● SHORT TASK: Filter the records below down to lines containing "πηλό".

● INPUT FOR THIS TASK:

--------------------

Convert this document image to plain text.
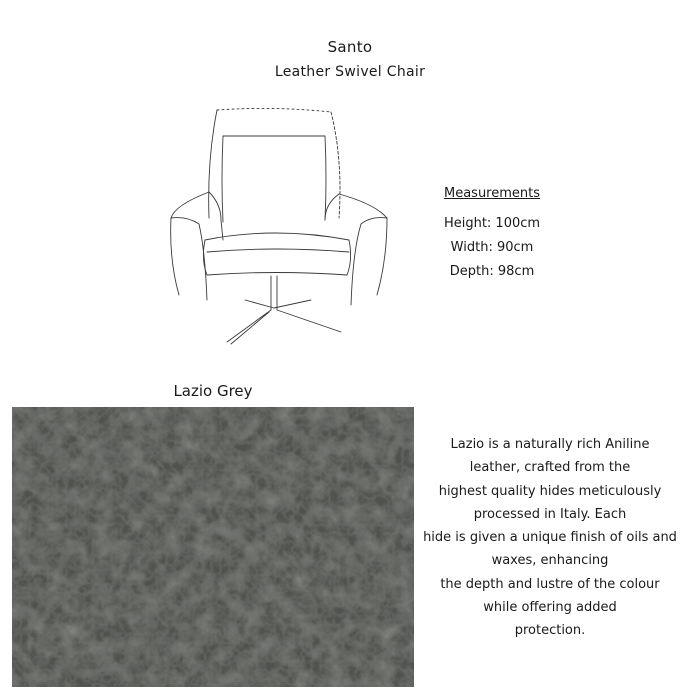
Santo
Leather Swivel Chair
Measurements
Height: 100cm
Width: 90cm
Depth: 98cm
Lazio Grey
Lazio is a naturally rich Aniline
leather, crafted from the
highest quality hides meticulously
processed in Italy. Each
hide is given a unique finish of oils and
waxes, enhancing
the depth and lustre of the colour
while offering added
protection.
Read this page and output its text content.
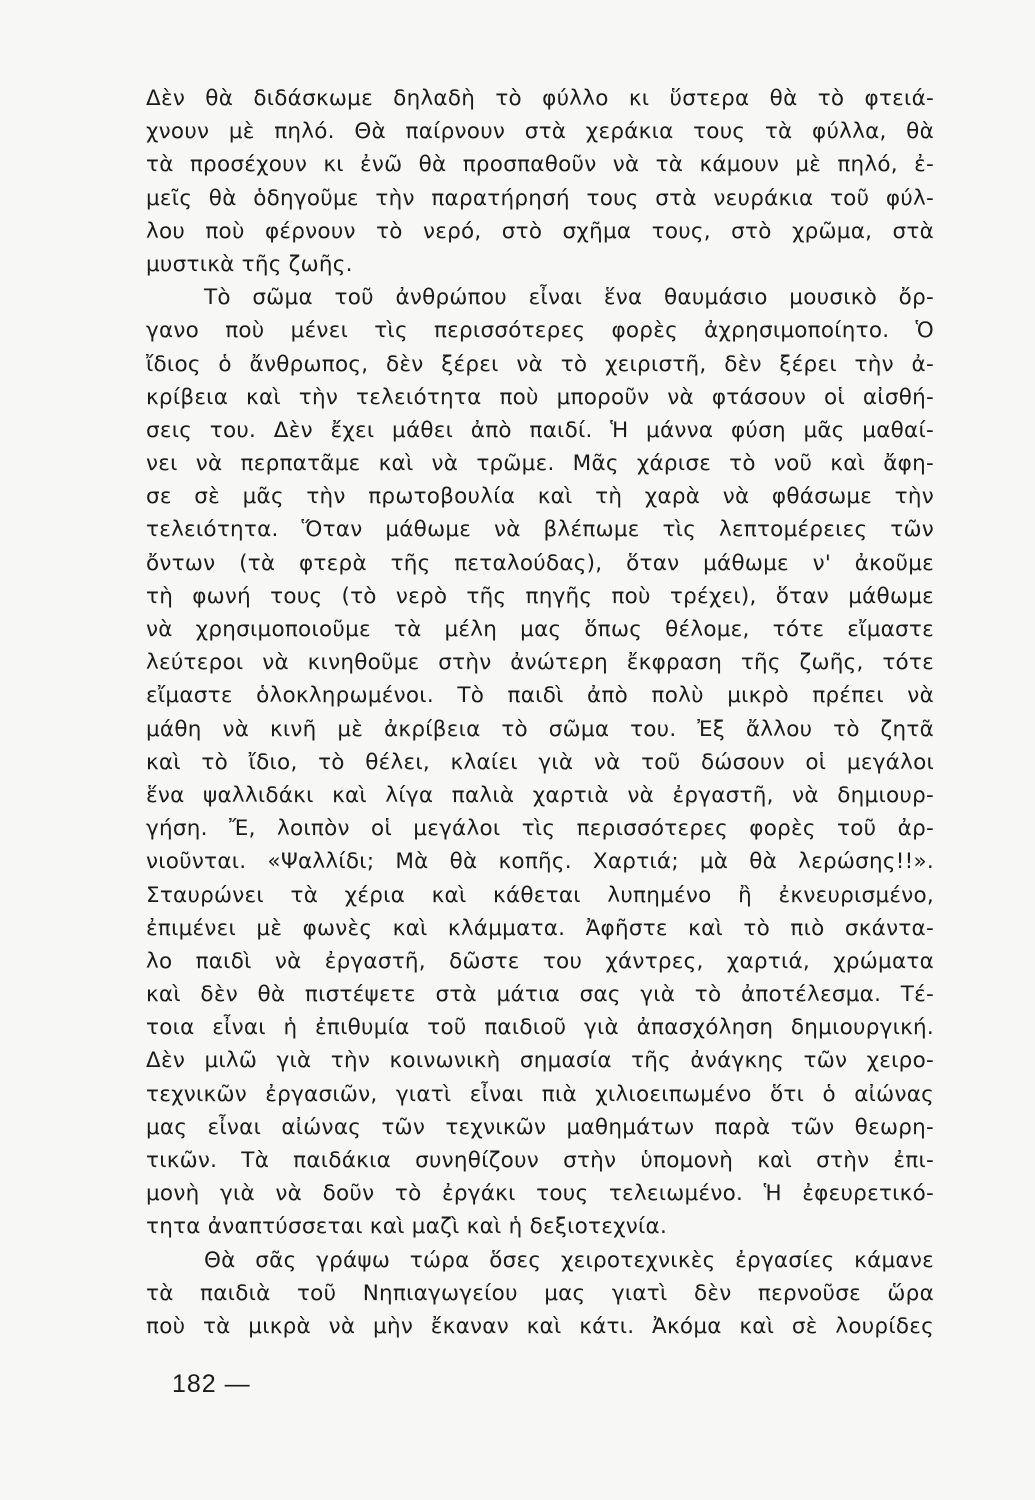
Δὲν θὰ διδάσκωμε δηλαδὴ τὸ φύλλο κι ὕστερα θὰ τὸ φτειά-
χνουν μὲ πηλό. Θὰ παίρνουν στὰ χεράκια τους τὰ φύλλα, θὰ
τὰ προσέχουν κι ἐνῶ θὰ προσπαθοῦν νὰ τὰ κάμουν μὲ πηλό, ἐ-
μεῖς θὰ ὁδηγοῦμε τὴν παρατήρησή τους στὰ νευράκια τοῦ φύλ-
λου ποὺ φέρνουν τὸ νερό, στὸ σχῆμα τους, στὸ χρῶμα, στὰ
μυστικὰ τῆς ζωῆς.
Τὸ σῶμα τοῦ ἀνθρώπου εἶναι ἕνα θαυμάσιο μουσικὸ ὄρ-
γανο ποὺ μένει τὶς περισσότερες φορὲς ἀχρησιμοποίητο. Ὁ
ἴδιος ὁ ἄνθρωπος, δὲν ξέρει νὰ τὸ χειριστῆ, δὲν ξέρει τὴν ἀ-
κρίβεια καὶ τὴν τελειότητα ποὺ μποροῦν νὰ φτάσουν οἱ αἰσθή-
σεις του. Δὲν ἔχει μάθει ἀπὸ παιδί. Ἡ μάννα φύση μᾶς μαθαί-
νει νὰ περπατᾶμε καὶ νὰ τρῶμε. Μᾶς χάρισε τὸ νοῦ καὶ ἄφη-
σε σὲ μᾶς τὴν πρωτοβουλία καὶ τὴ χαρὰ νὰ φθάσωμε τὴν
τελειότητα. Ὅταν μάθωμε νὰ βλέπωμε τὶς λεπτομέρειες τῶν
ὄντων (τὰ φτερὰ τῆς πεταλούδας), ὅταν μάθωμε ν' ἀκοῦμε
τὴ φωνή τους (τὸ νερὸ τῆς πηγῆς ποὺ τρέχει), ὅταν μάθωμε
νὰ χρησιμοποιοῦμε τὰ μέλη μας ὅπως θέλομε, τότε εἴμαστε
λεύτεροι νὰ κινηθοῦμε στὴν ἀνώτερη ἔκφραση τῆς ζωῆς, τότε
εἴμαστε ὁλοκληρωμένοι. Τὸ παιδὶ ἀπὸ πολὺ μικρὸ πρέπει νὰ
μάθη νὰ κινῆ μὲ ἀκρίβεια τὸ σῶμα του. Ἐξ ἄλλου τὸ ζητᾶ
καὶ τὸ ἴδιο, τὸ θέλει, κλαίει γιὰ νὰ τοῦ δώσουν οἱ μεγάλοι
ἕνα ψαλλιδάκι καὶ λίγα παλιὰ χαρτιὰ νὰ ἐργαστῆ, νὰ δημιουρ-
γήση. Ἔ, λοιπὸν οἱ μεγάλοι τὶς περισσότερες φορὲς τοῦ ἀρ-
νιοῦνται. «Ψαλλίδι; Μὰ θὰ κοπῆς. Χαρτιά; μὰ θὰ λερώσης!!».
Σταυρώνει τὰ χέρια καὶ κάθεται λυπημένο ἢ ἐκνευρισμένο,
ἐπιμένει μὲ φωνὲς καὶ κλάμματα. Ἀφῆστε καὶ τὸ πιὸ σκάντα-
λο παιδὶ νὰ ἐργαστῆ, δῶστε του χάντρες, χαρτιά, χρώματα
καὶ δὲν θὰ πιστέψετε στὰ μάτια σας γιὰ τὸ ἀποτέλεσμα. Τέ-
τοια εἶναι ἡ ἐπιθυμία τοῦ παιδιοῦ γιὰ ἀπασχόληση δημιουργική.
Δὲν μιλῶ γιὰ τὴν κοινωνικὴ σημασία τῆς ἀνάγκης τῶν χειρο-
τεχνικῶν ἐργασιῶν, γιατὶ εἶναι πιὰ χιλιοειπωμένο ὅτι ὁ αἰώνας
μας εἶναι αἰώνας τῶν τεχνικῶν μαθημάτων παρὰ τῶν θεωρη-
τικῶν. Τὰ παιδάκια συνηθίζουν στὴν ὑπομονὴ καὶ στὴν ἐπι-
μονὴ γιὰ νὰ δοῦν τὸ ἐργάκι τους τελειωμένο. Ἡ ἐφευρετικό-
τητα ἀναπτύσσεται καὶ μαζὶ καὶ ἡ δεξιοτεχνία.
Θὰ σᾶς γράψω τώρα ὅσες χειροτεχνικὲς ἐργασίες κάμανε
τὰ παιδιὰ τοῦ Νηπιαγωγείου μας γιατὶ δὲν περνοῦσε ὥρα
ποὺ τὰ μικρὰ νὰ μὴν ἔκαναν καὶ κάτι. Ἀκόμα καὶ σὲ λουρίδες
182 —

--------------------

● OUTPUT:
χνουν μὲ πηλό. Θὰ παίρνουν στὰ χεράκια τους τὰ φύλλα, θὰ
τὰ προσέχουν κι ἐνῶ θὰ προσπαθοῦν νὰ τὰ κάμουν μὲ πηλό, ἐ-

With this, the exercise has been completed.